• [Task requirements]:
Will you output all of the data below exactly, omitting the images?
━━━━━━━━━━━━━━━━
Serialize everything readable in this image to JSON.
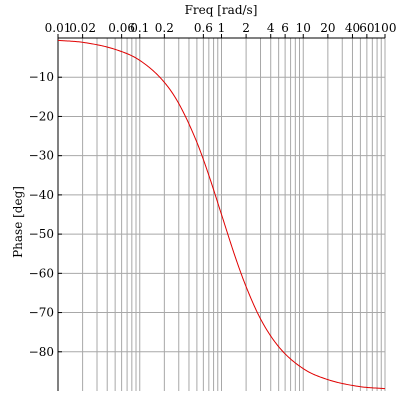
{
  "chart_data": {
    "type": "line",
    "xlabel": "Freq [rad/s]",
    "ylabel": "Phase [deg]",
    "x_scale": "log",
    "x_axis_position": "top",
    "xlim": [
      0.01,
      100
    ],
    "ylim": [
      -90,
      0
    ],
    "grid": true,
    "x_tick_labels": [
      "0.01",
      "0.02",
      "0.06",
      "0.1",
      "0.2",
      "0.6",
      "1",
      "2",
      "4",
      "6",
      "10",
      "20",
      "40",
      "60",
      "100"
    ],
    "y_tick_labels": [
      "-10",
      "-20",
      "-30",
      "-40",
      "-50",
      "-60",
      "-70",
      "-80"
    ],
    "series": [
      {
        "color": "#e00000",
        "x": [
          0.01,
          0.02,
          0.05,
          0.1,
          0.2,
          0.3,
          0.5,
          0.7,
          1,
          1.5,
          2,
          3,
          5,
          10,
          20,
          50,
          100
        ],
        "y": [
          -0.6,
          -1.1,
          -2.9,
          -5.7,
          -11.3,
          -16.7,
          -26.6,
          -35.0,
          -45.0,
          -56.3,
          -63.4,
          -71.6,
          -78.7,
          -84.3,
          -87.1,
          -88.9,
          -89.4
        ]
      }
    ]
  }
}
━━━━━━━━━━━━━━━━
• [Worked solution]:
Serialize everything readable in this image to JSON.
{
  "chart_data": {
    "type": "line",
    "xlabel": "Freq [rad/s]",
    "ylabel": "Phase [deg]",
    "x_scale": "log",
    "x_axis_position": "top",
    "xlim": [
      0.01,
      100
    ],
    "ylim": [
      -90,
      0
    ],
    "grid": true,
    "x_tick_labels": [
      "0.01",
      "0.02",
      "0.06",
      "0.1",
      "0.2",
      "0.6",
      "1",
      "2",
      "4",
      "6",
      "10",
      "20",
      "40",
      "60",
      "100"
    ],
    "y_tick_labels": [
      "-10",
      "-20",
      "-30",
      "-40",
      "-50",
      "-60",
      "-70",
      "-80"
    ],
    "series": [
      {
        "color": "#e00000",
        "x": [
          0.01,
          0.02,
          0.05,
          0.1,
          0.2,
          0.3,
          0.5,
          0.7,
          1,
          1.5,
          2,
          3,
          5,
          10,
          20,
          50,
          100
        ],
        "y": [
          -0.6,
          -1.1,
          -2.9,
          -5.7,
          -11.3,
          -16.7,
          -26.6,
          -35.0,
          -45.0,
          -56.3,
          -63.4,
          -71.6,
          -78.7,
          -84.3,
          -87.1,
          -88.9,
          -89.4
        ]
      }
    ]
  }
}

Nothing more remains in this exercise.